**Instruction:** Copy down all of the data underneath, exactly as shown.

A block of data
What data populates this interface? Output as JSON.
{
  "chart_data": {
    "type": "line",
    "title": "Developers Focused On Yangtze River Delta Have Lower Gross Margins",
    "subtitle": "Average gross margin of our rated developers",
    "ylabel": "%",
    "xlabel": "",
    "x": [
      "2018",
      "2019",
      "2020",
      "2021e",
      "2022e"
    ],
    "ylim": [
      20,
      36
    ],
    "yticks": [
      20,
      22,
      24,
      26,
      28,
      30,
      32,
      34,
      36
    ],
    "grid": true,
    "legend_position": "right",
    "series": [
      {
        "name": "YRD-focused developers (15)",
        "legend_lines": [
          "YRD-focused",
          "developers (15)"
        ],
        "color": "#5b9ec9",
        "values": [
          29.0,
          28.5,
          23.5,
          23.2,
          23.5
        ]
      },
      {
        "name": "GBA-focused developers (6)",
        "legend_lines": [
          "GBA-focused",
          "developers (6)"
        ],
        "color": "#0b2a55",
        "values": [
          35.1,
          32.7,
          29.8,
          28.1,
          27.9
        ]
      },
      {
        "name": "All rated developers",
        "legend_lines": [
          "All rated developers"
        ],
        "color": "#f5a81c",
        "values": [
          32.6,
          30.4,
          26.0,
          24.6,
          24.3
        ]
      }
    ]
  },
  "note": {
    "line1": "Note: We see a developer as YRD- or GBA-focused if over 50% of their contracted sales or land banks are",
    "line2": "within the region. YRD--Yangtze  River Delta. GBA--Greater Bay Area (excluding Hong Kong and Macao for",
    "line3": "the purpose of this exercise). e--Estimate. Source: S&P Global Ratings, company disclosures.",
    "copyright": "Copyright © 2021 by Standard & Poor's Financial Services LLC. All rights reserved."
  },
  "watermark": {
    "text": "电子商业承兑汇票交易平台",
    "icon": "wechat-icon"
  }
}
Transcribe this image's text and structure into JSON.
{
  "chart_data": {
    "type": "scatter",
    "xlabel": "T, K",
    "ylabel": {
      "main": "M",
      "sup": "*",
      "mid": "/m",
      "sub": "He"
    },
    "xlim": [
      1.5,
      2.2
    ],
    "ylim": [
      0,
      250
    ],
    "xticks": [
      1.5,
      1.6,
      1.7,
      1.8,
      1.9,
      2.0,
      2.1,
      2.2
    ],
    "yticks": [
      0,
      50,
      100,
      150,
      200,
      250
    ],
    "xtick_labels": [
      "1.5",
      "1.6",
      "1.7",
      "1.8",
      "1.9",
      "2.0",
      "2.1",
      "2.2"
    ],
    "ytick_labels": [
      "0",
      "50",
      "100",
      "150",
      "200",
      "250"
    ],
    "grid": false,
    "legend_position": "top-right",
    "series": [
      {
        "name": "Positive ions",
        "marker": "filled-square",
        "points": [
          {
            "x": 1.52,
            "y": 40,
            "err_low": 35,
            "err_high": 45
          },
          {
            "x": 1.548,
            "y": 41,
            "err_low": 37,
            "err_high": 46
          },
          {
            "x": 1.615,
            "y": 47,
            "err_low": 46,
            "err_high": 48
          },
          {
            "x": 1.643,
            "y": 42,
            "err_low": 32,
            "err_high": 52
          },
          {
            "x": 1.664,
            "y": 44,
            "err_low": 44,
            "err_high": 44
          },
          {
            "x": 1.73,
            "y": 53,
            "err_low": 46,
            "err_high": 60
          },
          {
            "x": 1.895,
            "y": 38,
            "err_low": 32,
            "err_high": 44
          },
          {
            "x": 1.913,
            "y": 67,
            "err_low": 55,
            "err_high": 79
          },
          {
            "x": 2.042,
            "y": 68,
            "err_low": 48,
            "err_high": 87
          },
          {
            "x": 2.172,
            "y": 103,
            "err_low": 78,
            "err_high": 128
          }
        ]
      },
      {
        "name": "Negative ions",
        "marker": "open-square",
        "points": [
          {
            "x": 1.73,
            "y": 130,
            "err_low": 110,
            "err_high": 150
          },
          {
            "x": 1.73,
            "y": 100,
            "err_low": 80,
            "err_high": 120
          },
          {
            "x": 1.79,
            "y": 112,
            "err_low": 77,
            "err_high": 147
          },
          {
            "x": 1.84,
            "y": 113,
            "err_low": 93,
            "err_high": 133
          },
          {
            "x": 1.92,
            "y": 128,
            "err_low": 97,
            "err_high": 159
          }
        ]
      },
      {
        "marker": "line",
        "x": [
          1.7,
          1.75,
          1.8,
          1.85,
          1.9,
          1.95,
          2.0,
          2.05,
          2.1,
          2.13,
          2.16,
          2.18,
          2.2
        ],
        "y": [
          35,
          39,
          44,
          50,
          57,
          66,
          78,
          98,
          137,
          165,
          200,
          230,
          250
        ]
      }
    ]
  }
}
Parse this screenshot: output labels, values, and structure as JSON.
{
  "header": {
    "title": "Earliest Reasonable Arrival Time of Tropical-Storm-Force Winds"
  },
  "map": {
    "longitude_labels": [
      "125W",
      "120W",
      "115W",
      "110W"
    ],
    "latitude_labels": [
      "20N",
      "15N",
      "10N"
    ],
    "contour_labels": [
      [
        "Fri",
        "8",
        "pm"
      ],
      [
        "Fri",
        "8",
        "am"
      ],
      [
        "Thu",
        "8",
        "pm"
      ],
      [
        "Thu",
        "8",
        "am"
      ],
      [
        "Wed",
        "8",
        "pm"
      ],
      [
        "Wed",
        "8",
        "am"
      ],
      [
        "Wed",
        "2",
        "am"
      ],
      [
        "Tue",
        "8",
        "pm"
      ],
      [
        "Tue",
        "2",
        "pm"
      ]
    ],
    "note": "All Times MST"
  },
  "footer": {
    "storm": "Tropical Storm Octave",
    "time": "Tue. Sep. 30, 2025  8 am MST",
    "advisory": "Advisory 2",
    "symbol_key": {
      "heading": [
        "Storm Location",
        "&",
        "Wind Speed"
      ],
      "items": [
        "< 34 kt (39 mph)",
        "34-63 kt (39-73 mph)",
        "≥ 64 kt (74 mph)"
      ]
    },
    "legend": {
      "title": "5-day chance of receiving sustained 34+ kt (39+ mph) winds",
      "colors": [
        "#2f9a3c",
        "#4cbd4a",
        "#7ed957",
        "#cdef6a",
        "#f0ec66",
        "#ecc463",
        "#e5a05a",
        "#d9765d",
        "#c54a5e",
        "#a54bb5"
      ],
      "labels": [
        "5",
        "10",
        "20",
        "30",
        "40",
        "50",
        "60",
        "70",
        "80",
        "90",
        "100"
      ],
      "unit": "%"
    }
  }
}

**Output of the exercise:**
What data populates this interface? Output as JSON.
{
  "chart_data": {
    "type": "line",
    "title": "Developers Focused On Yangtze River Delta Have Lower Gross Margins",
    "subtitle": "Average gross margin of our rated developers",
    "ylabel": "%",
    "xlabel": "",
    "x": [
      "2018",
      "2019",
      "2020",
      "2021e",
      "2022e"
    ],
    "ylim": [
      20,
      36
    ],
    "yticks": [
      20,
      22,
      24,
      26,
      28,
      30,
      32,
      34,
      36
    ],
    "grid": true,
    "legend_position": "right",
    "series": [
      {
        "name": "YRD-focused developers (15)",
        "legend_lines": [
          "YRD-focused",
          "developers (15)"
        ],
        "color": "#5b9ec9",
        "values": [
          29.0,
          28.5,
          23.5,
          23.2,
          23.5
        ]
      },
      {
        "name": "GBA-focused developers (6)",
        "legend_lines": [
          "GBA-focused",
          "developers (6)"
        ],
        "color": "#0b2a55",
        "values": [
          35.1,
          32.7,
          29.8,
          28.1,
          27.9
        ]
      },
      {
        "name": "All rated developers",
        "legend_lines": [
          "All rated developers"
        ],
        "color": "#f5a81c",
        "values": [
          32.6,
          30.4,
          26.0,
          24.6,
          24.3
        ]
      }
    ]
  },
  "note": {
    "line1": "Note: We see a developer as YRD- or GBA-focused if over 50% of their contracted sales or land banks are",
    "line2": "within the region. YRD--Yangtze  River Delta. GBA--Greater Bay Area (excluding Hong Kong and Macao for",
    "line3": "the purpose of this exercise). e--Estimate. Source: S&P Global Ratings, company disclosures.",
    "copyright": "Copyright © 2021 by Standard & Poor's Financial Services LLC. All rights reserved."
  },
  "watermark": {
    "text": "电子商业承兑汇票交易平台",
    "icon": "wechat-icon"
  }
}
Transcribe this image's text and structure into JSON.
{
  "chart_data": {
    "type": "scatter",
    "xlabel": "T, K",
    "ylabel": {
      "main": "M",
      "sup": "*",
      "mid": "/m",
      "sub": "He"
    },
    "xlim": [
      1.5,
      2.2
    ],
    "ylim": [
      0,
      250
    ],
    "xticks": [
      1.5,
      1.6,
      1.7,
      1.8,
      1.9,
      2.0,
      2.1,
      2.2
    ],
    "yticks": [
      0,
      50,
      100,
      150,
      200,
      250
    ],
    "xtick_labels": [
      "1.5",
      "1.6",
      "1.7",
      "1.8",
      "1.9",
      "2.0",
      "2.1",
      "2.2"
    ],
    "ytick_labels": [
      "0",
      "50",
      "100",
      "150",
      "200",
      "250"
    ],
    "grid": false,
    "legend_position": "top-right",
    "series": [
      {
        "name": "Positive ions",
        "marker": "filled-square",
        "points": [
          {
            "x": 1.52,
            "y": 40,
            "err_low": 35,
            "err_high": 45
          },
          {
            "x": 1.548,
            "y": 41,
            "err_low": 37,
            "err_high": 46
          },
          {
            "x": 1.615,
            "y": 47,
            "err_low": 46,
            "err_high": 48
          },
          {
            "x": 1.643,
            "y": 42,
            "err_low": 32,
            "err_high": 52
          },
          {
            "x": 1.664,
            "y": 44,
            "err_low": 44,
            "err_high": 44
          },
          {
            "x": 1.73,
            "y": 53,
            "err_low": 46,
            "err_high": 60
          },
          {
            "x": 1.895,
            "y": 38,
            "err_low": 32,
            "err_high": 44
          },
          {
            "x": 1.913,
            "y": 67,
            "err_low": 55,
            "err_high": 79
          },
          {
            "x": 2.042,
            "y": 68,
            "err_low": 48,
            "err_high": 87
          },
          {
            "x": 2.172,
            "y": 103,
            "err_low": 78,
            "err_high": 128
          }
        ]
      },
      {
        "name": "Negative ions",
        "marker": "open-square",
        "points": [
          {
            "x": 1.73,
            "y": 130,
            "err_low": 110,
            "err_high": 150
          },
          {
            "x": 1.73,
            "y": 100,
            "err_low": 80,
            "err_high": 120
          },
          {
            "x": 1.79,
            "y": 112,
            "err_low": 77,
            "err_high": 147
          },
          {
            "x": 1.84,
            "y": 113,
            "err_low": 93,
            "err_high": 133
          },
          {
            "x": 1.92,
            "y": 128,
            "err_low": 97,
            "err_high": 159
          }
        ]
      },
      {
        "marker": "line",
        "x": [
          1.7,
          1.75,
          1.8,
          1.85,
          1.9,
          1.95,
          2.0,
          2.05,
          2.1,
          2.13,
          2.16,
          2.18,
          2.2
        ],
        "y": [
          35,
          39,
          44,
          50,
          57,
          66,
          78,
          98,
          137,
          165,
          200,
          230,
          250
        ]
      }
    ]
  }
}
Parse this screenshot: output labels, values, and structure as JSON.
{
  "header": {
    "title": "Earliest Reasonable Arrival Time of Tropical-Storm-Force Winds"
  },
  "map": {
    "longitude_labels": [
      "125W",
      "120W",
      "115W",
      "110W"
    ],
    "latitude_labels": [
      "20N",
      "15N",
      "10N"
    ],
    "contour_labels": [
      [
        "Fri",
        "8",
        "pm"
      ],
      [
        "Fri",
        "8",
        "am"
      ],
      [
        "Thu",
        "8",
        "pm"
      ],
      [
        "Thu",
        "8",
        "am"
      ],
      [
        "Wed",
        "8",
        "pm"
      ],
      [
        "Wed",
        "8",
        "am"
      ],
      [
        "Wed",
        "2",
        "am"
      ],
      [
        "Tue",
        "8",
        "pm"
      ],
      [
        "Tue",
        "2",
        "pm"
      ]
    ],
    "note": "All Times MST"
  },
  "footer": {
    "storm": "Tropical Storm Octave",
    "time": "Tue. Sep. 30, 2025  8 am MST",
    "advisory": "Advisory 2",
    "symbol_key": {
      "heading": [
        "Storm Location",
        "&",
        "Wind Speed"
      ],
      "items": [
        "< 34 kt (39 mph)",
        "34-63 kt (39-73 mph)",
        "≥ 64 kt (74 mph)"
      ]
    },
    "legend": {
      "title": "5-day chance of receiving sustained 34+ kt (39+ mph) winds",
      "colors": [
        "#2f9a3c",
        "#4cbd4a",
        "#7ed957",
        "#cdef6a",
        "#f0ec66",
        "#ecc463",
        "#e5a05a",
        "#d9765d",
        "#c54a5e",
        "#a54bb5"
      ],
      "labels": [
        "5",
        "10",
        "20",
        "30",
        "40",
        "50",
        "60",
        "70",
        "80",
        "90",
        "100"
      ],
      "unit": "%"
    }
  }
}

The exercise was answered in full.